Your objective
Give the data again exactly as written, skipping any pictures.
* Start Given records *
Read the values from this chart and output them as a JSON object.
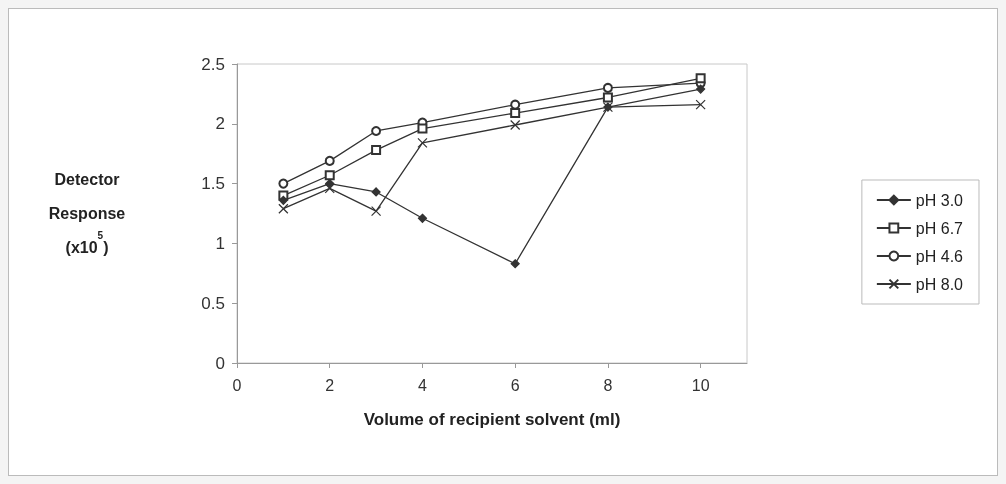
{
  "chart_data": {
    "type": "line",
    "xlabel": "Volume of recipient solvent (ml)",
    "ylabel": "Detector Response (x10$^{5}$)",
    "x": [
      1,
      2,
      3,
      4,
      6,
      8,
      10
    ],
    "xlim": [
      0,
      11
    ],
    "xticks": [
      0,
      2,
      4,
      6,
      8,
      10
    ],
    "ylim": [
      0,
      2.5
    ],
    "yticks": [
      0,
      0.5,
      1,
      1.5,
      2,
      2.5
    ],
    "grid": false,
    "legend": "right",
    "line_style": "solid",
    "series": [
      {
        "name": "pH 3.0",
        "color": "#333333",
        "marker": "diamond",
        "values": [
          1.36,
          1.5,
          1.43,
          1.21,
          0.83,
          2.14,
          2.29
        ]
      },
      {
        "name": "pH 6.7",
        "color": "#333333",
        "marker": "square",
        "values": [
          1.4,
          1.57,
          1.78,
          1.96,
          2.09,
          2.22,
          2.38
        ]
      },
      {
        "name": "pH 4.6",
        "color": "#333333",
        "marker": "circle",
        "values": [
          1.5,
          1.69,
          1.94,
          2.01,
          2.16,
          2.3,
          2.34
        ]
      },
      {
        "name": "pH 8.0",
        "color": "#333333",
        "marker": "cross",
        "values": [
          1.29,
          1.46,
          1.27,
          1.84,
          1.99,
          2.14,
          2.16
        ]
      }
    ]
  }
}
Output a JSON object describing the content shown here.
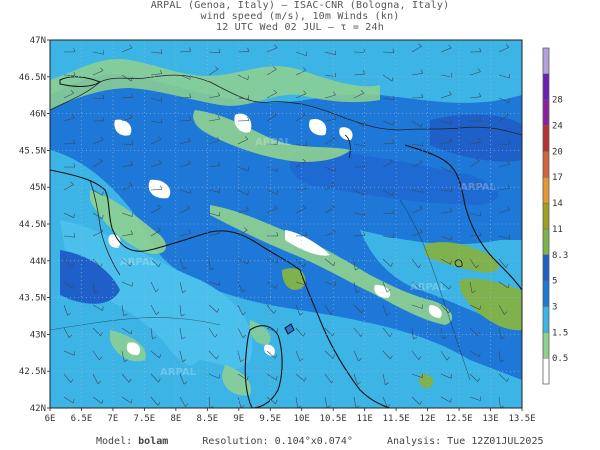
{
  "header": {
    "line1": "ARPAL (Genoa, Italy)  —  ISAC-CNR (Bologna, Italy)",
    "line2": "wind speed (m/s), 10m Winds (kn)",
    "line3": "12 UTC Wed 02 JUL  —  τ = 24h"
  },
  "map": {
    "lat_ticks": [
      "47N",
      "46.5N",
      "46N",
      "45.5N",
      "45N",
      "44.5N",
      "44N",
      "43.5N",
      "43N",
      "42.5N",
      "42N"
    ],
    "lon_ticks": [
      "6E",
      "6.5E",
      "7E",
      "7.5E",
      "8E",
      "8.5E",
      "9E",
      "9.5E",
      "10E",
      "10.5E",
      "11E",
      "11.5E",
      "12E",
      "12.5E",
      "13E",
      "13.5E"
    ],
    "lon_range": [
      6,
      13.5
    ],
    "lat_range": [
      42,
      47
    ],
    "watermark": "ARPAL"
  },
  "colorbar": {
    "labels": [
      "0.5",
      "1.5",
      "3",
      "5",
      "8.3",
      "11",
      "14",
      "17",
      "20",
      "24",
      "28"
    ],
    "colors": [
      "#ffffff",
      "#8fd18f",
      "#3cb4e6",
      "#1e78d7",
      "#1e5fc8",
      "#7fb24c",
      "#a0a020",
      "#e69632",
      "#d2643c",
      "#b43232",
      "#8c1ea0",
      "#6e1eb4",
      "#b4a0dc"
    ]
  },
  "footer": {
    "model_label": "Model:",
    "model_value": "bolam",
    "resolution_label": "Resolution:",
    "resolution_value": "0.104°x0.074°",
    "analysis_label": "Analysis:",
    "analysis_value": "Tue 12Z01JUL2025"
  }
}
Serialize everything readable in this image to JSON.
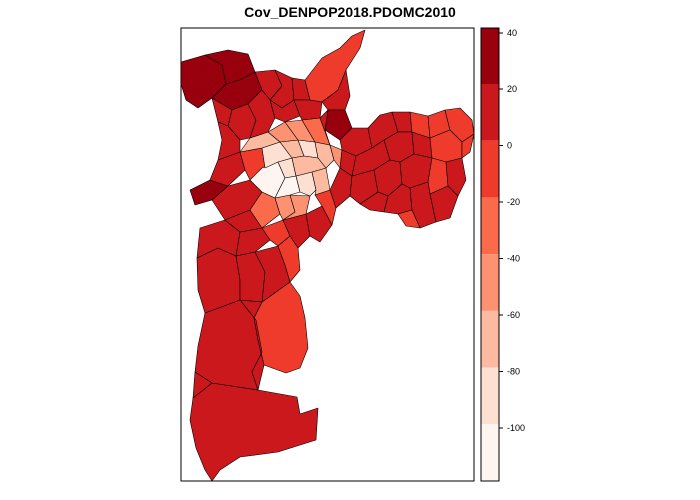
{
  "title": "Cov_DENPOP2018.PDOMC2010",
  "legend": {
    "breaks": [
      40,
      20,
      0,
      -20,
      -40,
      -60,
      -80,
      -100
    ],
    "bins": [
      {
        "color": "#99000d"
      },
      {
        "color": "#cb181d"
      },
      {
        "color": "#ef3b2c"
      },
      {
        "color": "#fb6a4a"
      },
      {
        "color": "#fc9272"
      },
      {
        "color": "#fcbba1"
      },
      {
        "color": "#fee0d2"
      },
      {
        "color": "#fff5f0"
      }
    ]
  },
  "palette": {
    "darkest": "#99000d",
    "dark": "#cb181d",
    "medium": "#ef3b2c",
    "light_medium": "#fb6a4a",
    "light": "#fc9272",
    "lighter": "#fcbba1",
    "lightest": "#fee0d2",
    "near_white": "#fff5f0"
  }
}
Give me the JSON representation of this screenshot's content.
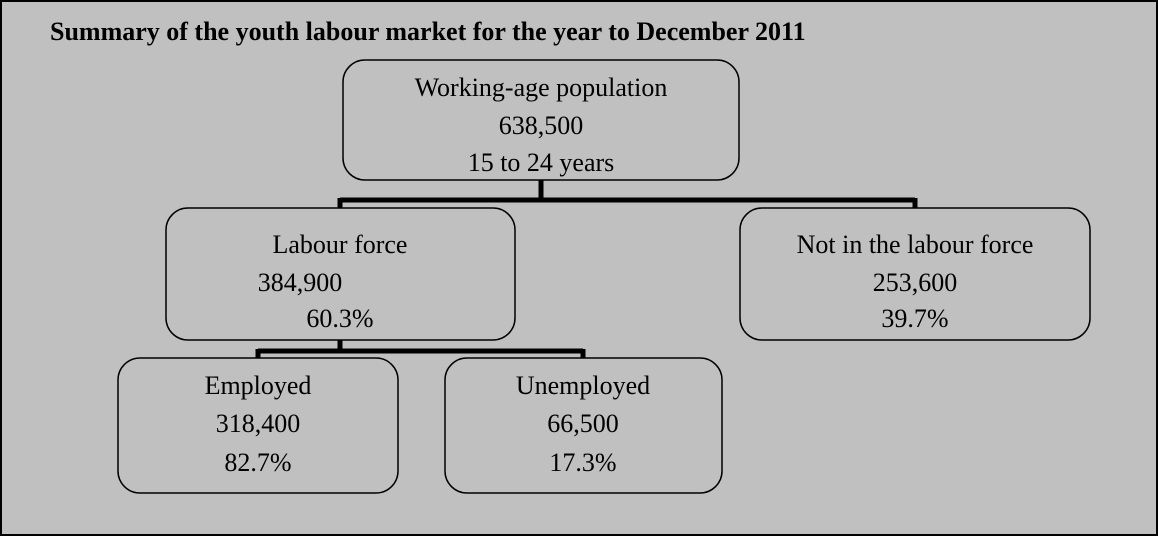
{
  "title": "Summary of the youth labour market for the year to December 2011",
  "nodes": [
    {
      "label": "Working-age population",
      "value": "638,500",
      "note": "15 to 24 years"
    },
    {
      "label": "Labour force",
      "value": "384,900",
      "note": "60.3%"
    },
    {
      "label": "Not in the labour force",
      "value": "253,600",
      "note": "39.7%"
    },
    {
      "label": "Employed",
      "value": "318,400",
      "note": "82.7%"
    },
    {
      "label": "Unemployed",
      "value": "66,500",
      "note": "17.3%"
    }
  ]
}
* End Given records *
Result of the exercise
Read the values from this chart and output them as a JSON object.
{
  "chart_data": {
    "type": "line",
    "xlabel": "Volume of recipient solvent (ml)",
    "ylabel": "Detector Response (x10$^{5}$)",
    "x": [
      1,
      2,
      3,
      4,
      6,
      8,
      10
    ],
    "xlim": [
      0,
      11
    ],
    "xticks": [
      0,
      2,
      4,
      6,
      8,
      10
    ],
    "ylim": [
      0,
      2.5
    ],
    "yticks": [
      0,
      0.5,
      1,
      1.5,
      2,
      2.5
    ],
    "grid": false,
    "legend": "right",
    "line_style": "solid",
    "series": [
      {
        "name": "pH 3.0",
        "color": "#333333",
        "marker": "diamond",
        "values": [
          1.36,
          1.5,
          1.43,
          1.21,
          0.83,
          2.14,
          2.29
        ]
      },
      {
        "name": "pH 6.7",
        "color": "#333333",
        "marker": "square",
        "values": [
          1.4,
          1.57,
          1.78,
          1.96,
          2.09,
          2.22,
          2.38
        ]
      },
      {
        "name": "pH 4.6",
        "color": "#333333",
        "marker": "circle",
        "values": [
          1.5,
          1.69,
          1.94,
          2.01,
          2.16,
          2.3,
          2.34
        ]
      },
      {
        "name": "pH 8.0",
        "color": "#333333",
        "marker": "cross",
        "values": [
          1.29,
          1.46,
          1.27,
          1.84,
          1.99,
          2.14,
          2.16
        ]
      }
    ]
  }
}
Output a JSON object describing the content shown here.
{
  "header": {
    "line1": "ARPAL (Genoa, Italy)  —  ISAC-CNR (Bologna, Italy)",
    "line2": "wind speed (m/s), 10m Winds (kn)",
    "line3": "12 UTC Wed 02 JUL  —  τ = 24h"
  },
  "map": {
    "lat_ticks": [
      "47N",
      "46.5N",
      "46N",
      "45.5N",
      "45N",
      "44.5N",
      "44N",
      "43.5N",
      "43N",
      "42.5N",
      "42N"
    ],
    "lon_ticks": [
      "6E",
      "6.5E",
      "7E",
      "7.5E",
      "8E",
      "8.5E",
      "9E",
      "9.5E",
      "10E",
      "10.5E",
      "11E",
      "11.5E",
      "12E",
      "12.5E",
      "13E",
      "13.5E"
    ],
    "lon_range": [
      6,
      13.5
    ],
    "lat_range": [
      42,
      47
    ],
    "watermark": "ARPAL"
  },
  "colorbar": {
    "labels": [
      "0.5",
      "1.5",
      "3",
      "5",
      "8.3",
      "11",
      "14",
      "17",
      "20",
      "24",
      "28"
    ],
    "colors": [
      "#ffffff",
      "#8fd18f",
      "#3cb4e6",
      "#1e78d7",
      "#1e5fc8",
      "#7fb24c",
      "#a0a020",
      "#e69632",
      "#d2643c",
      "#b43232",
      "#8c1ea0",
      "#6e1eb4",
      "#b4a0dc"
    ]
  },
  "footer": {
    "model_label": "Model:",
    "model_value": "bolam",
    "resolution_label": "Resolution:",
    "resolution_value": "0.104°x0.074°",
    "analysis_label": "Analysis:",
    "analysis_value": "Tue 12Z01JUL2025"
  }
}
Serialize everything readable in this image to JSON.
{
  "title": "Cov_DENPOP2018.PDOMC2010",
  "legend": {
    "breaks": [
      40,
      20,
      0,
      -20,
      -40,
      -60,
      -80,
      -100
    ],
    "bins": [
      {
        "color": "#99000d"
      },
      {
        "color": "#cb181d"
      },
      {
        "color": "#ef3b2c"
      },
      {
        "color": "#fb6a4a"
      },
      {
        "color": "#fc9272"
      },
      {
        "color": "#fcbba1"
      },
      {
        "color": "#fee0d2"
      },
      {
        "color": "#fff5f0"
      }
    ]
  },
  "palette": {
    "darkest": "#99000d",
    "dark": "#cb181d",
    "medium": "#ef3b2c",
    "light_medium": "#fb6a4a",
    "light": "#fc9272",
    "lighter": "#fcbba1",
    "lightest": "#fee0d2",
    "near_white": "#fff5f0"
  }
}
Give me the JSON representation of this screenshot's content.
{
  "title": "Summary of the youth labour market for the year to December 2011",
  "nodes": [
    {
      "label": "Working-age population",
      "value": "638,500",
      "note": "15 to 24 years"
    },
    {
      "label": "Labour force",
      "value": "384,900",
      "note": "60.3%"
    },
    {
      "label": "Not in the labour force",
      "value": "253,600",
      "note": "39.7%"
    },
    {
      "label": "Employed",
      "value": "318,400",
      "note": "82.7%"
    },
    {
      "label": "Unemployed",
      "value": "66,500",
      "note": "17.3%"
    }
  ]
}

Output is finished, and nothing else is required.